» **Required work**:
Read the records and gather each line that includes "color".

Figure collection entries:

↓

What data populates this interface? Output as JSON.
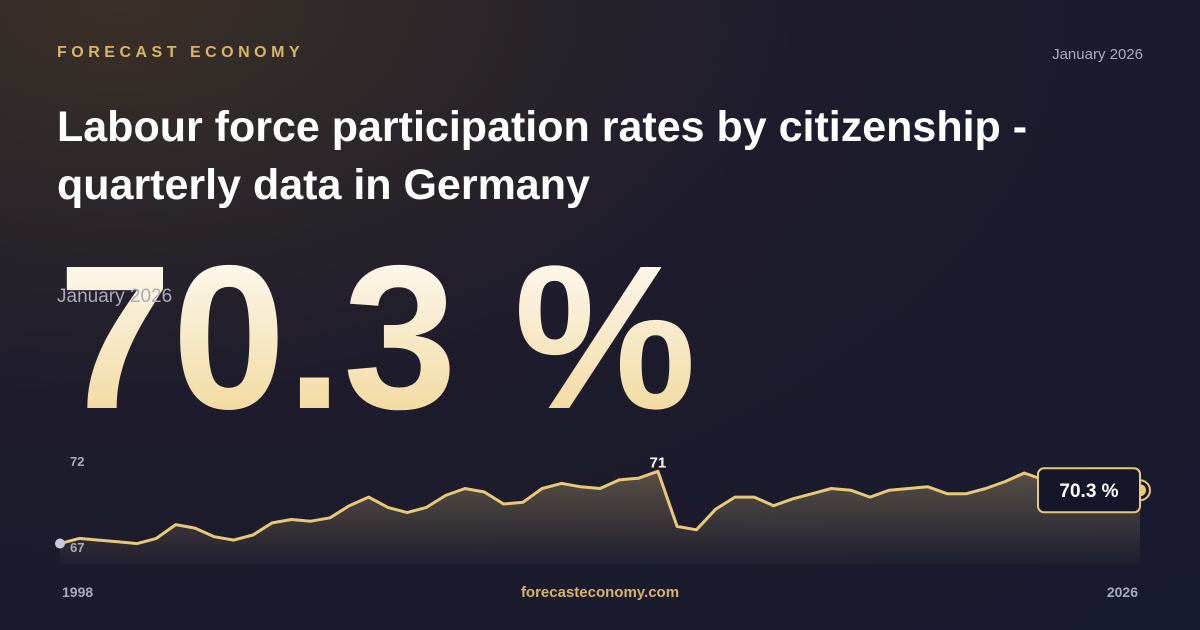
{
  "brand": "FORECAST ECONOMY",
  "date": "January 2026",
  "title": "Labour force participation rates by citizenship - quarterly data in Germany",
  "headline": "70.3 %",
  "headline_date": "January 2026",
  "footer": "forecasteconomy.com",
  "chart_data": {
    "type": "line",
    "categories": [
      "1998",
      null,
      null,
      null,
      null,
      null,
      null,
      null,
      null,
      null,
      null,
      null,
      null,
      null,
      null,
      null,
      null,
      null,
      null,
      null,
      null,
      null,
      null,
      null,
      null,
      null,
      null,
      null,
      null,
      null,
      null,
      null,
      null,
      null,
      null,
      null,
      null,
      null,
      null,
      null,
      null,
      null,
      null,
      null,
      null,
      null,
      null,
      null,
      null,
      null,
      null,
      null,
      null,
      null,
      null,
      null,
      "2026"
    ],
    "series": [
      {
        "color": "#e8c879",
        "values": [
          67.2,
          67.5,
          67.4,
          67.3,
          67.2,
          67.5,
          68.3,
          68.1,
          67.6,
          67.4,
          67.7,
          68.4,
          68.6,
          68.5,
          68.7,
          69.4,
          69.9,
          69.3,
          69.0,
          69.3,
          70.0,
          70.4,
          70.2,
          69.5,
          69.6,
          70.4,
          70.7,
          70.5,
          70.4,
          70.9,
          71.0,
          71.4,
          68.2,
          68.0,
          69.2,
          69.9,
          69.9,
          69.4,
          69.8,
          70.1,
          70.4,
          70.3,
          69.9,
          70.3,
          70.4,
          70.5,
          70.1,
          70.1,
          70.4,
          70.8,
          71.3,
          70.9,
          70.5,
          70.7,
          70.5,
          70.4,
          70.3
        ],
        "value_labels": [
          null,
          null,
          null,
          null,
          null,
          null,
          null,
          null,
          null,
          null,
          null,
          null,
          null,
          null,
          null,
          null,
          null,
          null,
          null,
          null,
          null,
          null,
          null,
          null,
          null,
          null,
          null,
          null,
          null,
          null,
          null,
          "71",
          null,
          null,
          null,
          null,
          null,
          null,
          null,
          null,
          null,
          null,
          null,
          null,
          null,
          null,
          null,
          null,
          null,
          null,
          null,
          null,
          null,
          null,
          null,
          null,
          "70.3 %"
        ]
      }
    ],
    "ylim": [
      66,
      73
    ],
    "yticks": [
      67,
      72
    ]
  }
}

↑
↓

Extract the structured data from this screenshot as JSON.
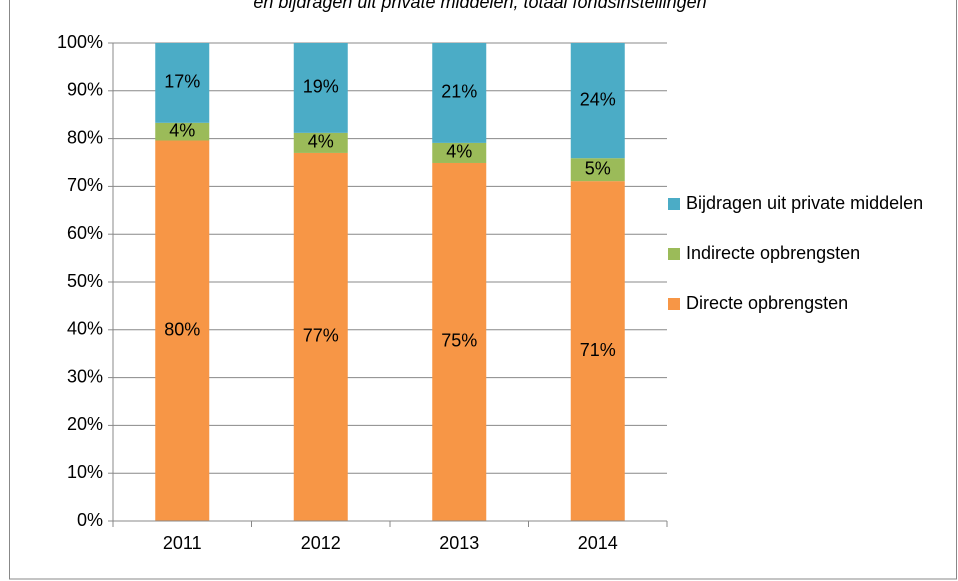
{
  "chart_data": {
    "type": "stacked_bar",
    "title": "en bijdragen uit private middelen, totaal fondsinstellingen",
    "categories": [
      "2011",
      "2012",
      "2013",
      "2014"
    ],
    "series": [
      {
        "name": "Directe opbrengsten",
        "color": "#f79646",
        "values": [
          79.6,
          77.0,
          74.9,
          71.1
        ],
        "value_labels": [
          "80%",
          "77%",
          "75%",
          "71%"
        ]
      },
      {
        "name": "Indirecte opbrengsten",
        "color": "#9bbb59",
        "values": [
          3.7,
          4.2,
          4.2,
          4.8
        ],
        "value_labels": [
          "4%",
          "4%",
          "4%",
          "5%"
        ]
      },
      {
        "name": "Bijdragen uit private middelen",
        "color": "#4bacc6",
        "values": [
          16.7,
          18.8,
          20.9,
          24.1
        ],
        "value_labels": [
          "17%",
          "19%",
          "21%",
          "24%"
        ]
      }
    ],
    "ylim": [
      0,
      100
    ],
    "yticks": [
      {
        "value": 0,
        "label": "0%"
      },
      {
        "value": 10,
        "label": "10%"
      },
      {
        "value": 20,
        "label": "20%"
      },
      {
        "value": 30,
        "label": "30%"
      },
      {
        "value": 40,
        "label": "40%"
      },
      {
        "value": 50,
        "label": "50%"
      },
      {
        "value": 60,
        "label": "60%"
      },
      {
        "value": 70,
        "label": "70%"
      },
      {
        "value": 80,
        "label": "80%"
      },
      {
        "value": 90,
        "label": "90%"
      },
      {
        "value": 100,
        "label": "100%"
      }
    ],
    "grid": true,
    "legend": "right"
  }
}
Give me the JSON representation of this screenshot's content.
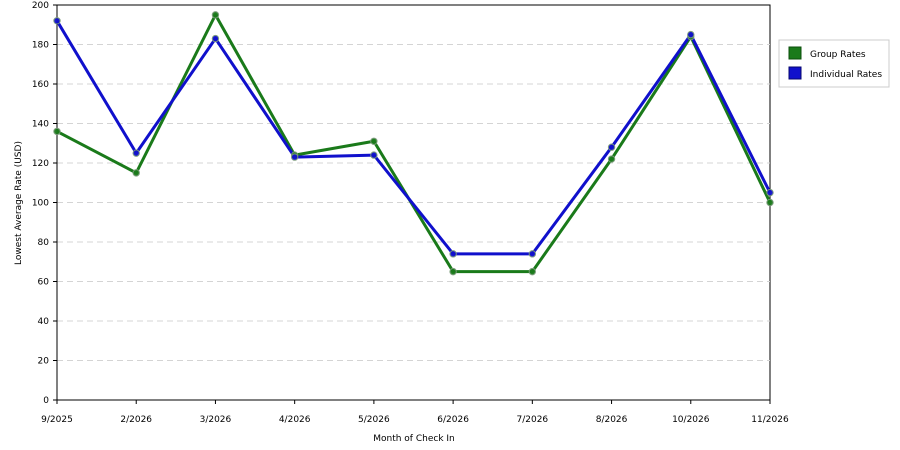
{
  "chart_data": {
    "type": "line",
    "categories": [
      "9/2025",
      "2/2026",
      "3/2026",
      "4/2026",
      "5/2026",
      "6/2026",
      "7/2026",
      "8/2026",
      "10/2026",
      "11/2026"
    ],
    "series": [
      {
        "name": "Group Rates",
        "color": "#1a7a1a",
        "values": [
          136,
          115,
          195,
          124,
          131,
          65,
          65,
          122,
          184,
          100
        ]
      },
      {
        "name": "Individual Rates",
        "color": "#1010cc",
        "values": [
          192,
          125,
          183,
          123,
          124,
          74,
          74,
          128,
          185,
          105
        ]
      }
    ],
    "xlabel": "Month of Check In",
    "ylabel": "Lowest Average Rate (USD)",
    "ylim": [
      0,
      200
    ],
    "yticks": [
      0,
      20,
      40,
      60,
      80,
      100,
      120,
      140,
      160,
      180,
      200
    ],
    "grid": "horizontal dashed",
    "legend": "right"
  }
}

↑
↓

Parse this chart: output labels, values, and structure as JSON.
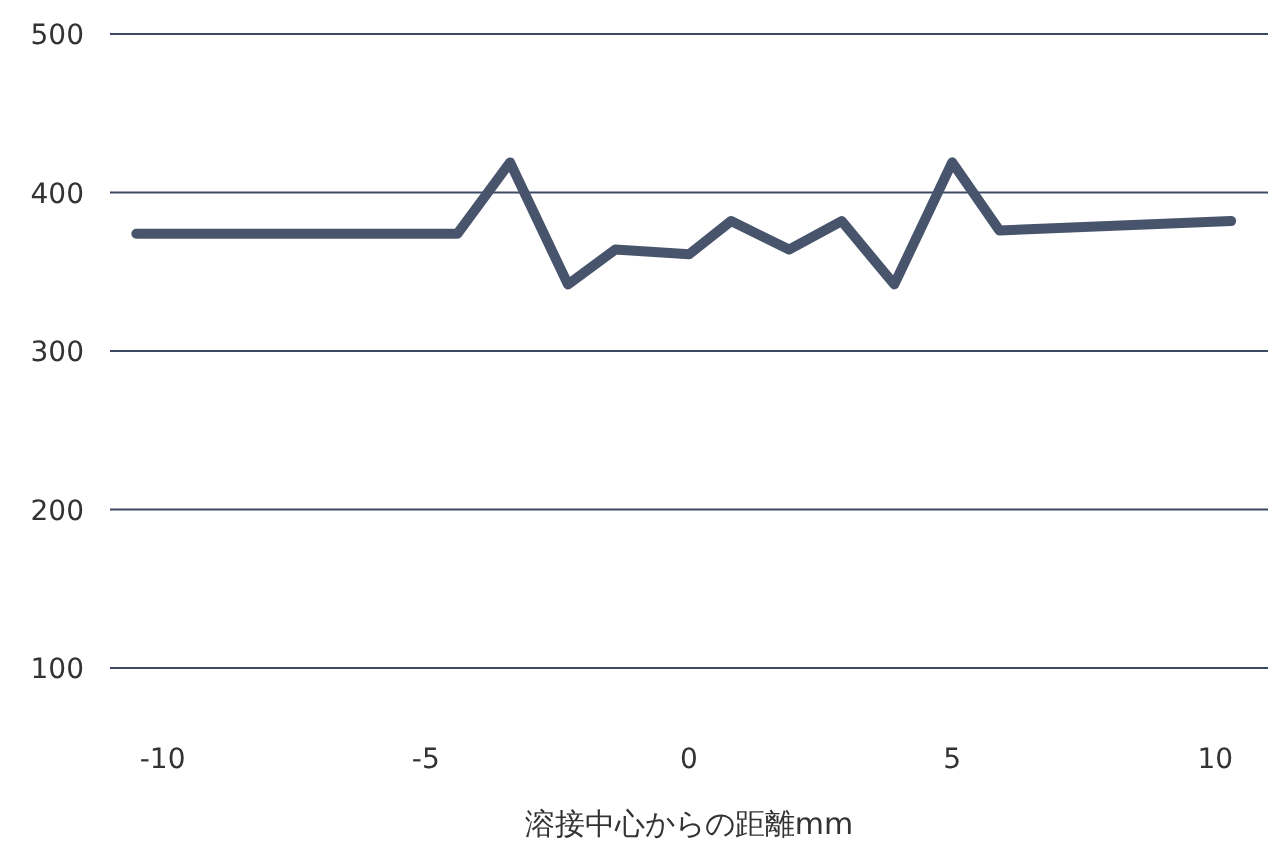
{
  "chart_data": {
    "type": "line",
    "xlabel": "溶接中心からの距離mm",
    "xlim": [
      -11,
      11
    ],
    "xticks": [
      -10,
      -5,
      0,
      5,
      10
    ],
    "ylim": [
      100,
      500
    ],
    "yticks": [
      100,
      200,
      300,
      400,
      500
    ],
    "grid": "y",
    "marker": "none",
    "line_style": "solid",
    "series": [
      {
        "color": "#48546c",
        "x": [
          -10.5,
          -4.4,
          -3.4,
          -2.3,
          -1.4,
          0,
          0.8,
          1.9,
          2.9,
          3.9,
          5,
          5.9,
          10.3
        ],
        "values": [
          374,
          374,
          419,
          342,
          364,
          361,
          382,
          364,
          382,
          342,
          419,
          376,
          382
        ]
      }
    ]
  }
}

↑

» **Exercise output**:
        "color": "#e8c879",
        "color": "#f79646",
        "color": "#9bbb59",
        "color": "#4bacc6",
        "color": "#1a7a1a",
        "color": "#1010cc",
        "color": "#48546c",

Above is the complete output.